◆ Exercise instructions ◆
Across the listing below, how many lines hold "this"? Reply with the number by itself.

-*-*-

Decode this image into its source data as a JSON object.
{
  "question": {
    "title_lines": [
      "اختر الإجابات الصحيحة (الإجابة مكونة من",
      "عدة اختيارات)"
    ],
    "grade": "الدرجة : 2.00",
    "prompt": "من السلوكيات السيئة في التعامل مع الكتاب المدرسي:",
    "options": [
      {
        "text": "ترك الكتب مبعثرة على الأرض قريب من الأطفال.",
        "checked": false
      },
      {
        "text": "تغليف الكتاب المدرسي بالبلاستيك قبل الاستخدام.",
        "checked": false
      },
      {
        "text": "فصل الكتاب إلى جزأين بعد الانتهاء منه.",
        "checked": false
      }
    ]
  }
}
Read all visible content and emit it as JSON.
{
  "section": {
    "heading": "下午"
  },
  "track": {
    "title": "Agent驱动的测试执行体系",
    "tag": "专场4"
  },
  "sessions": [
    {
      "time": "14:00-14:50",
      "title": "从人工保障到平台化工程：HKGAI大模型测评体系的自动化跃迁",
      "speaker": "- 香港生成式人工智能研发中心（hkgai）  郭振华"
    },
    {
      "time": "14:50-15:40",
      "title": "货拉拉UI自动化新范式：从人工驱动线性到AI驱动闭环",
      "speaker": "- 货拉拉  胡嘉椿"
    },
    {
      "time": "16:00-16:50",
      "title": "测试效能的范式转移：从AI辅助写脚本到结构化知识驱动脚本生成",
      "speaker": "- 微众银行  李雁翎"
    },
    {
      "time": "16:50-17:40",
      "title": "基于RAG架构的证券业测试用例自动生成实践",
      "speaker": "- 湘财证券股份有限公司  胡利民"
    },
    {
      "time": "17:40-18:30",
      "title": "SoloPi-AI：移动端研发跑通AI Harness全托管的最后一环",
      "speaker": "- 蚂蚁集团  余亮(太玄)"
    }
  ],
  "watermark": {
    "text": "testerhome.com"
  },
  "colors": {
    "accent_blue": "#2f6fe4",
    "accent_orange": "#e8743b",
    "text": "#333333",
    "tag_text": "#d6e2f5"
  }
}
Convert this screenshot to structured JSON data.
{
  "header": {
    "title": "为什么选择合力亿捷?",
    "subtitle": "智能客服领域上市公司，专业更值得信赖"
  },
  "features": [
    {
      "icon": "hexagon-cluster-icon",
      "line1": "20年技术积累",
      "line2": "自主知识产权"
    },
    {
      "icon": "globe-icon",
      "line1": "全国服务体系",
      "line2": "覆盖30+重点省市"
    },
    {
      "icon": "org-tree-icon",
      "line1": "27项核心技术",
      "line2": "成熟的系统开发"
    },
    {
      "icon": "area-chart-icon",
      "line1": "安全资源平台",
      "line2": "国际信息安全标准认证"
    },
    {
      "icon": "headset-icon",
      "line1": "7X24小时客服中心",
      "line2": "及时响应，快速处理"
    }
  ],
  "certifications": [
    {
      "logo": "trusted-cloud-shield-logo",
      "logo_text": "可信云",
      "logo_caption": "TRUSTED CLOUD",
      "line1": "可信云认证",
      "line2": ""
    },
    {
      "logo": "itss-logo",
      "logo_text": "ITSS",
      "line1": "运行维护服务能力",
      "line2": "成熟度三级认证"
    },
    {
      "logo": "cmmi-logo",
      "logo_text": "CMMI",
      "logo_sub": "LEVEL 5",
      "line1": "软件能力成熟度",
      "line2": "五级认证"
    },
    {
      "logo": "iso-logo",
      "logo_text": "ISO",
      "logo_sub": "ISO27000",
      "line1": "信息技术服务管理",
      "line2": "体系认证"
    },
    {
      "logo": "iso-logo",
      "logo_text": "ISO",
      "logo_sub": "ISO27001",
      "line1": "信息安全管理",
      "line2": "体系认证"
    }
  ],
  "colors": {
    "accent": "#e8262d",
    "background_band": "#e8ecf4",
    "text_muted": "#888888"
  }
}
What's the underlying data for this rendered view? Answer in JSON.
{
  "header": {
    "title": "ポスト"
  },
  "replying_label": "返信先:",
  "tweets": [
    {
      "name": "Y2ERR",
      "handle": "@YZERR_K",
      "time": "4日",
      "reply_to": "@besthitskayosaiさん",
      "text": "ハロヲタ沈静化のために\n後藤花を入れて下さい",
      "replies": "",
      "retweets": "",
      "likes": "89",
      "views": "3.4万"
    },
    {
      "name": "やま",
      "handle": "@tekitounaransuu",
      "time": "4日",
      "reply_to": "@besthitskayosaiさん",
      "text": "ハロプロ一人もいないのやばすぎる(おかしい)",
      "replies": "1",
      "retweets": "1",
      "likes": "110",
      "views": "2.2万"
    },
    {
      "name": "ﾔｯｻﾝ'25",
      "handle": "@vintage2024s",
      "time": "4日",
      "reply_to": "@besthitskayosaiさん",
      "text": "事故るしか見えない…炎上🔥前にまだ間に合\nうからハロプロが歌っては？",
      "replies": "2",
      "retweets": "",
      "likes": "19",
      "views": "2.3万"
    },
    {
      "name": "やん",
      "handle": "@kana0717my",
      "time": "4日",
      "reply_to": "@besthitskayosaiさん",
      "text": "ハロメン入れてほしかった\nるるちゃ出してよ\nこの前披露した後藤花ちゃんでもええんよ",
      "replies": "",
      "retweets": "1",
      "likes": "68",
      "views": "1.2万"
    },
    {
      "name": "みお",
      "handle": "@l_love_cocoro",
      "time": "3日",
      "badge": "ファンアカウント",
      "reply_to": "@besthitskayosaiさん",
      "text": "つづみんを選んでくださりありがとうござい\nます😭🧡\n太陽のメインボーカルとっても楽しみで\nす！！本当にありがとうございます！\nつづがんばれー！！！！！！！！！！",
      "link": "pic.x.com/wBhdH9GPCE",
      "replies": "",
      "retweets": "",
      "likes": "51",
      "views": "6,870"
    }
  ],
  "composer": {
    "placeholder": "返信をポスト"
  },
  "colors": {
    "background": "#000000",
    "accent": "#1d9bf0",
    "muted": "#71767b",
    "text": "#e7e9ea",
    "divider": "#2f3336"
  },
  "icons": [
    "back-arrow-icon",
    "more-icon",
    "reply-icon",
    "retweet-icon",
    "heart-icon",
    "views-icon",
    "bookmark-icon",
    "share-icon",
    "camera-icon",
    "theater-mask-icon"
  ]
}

-*-*-

◆ Solution below ◆
3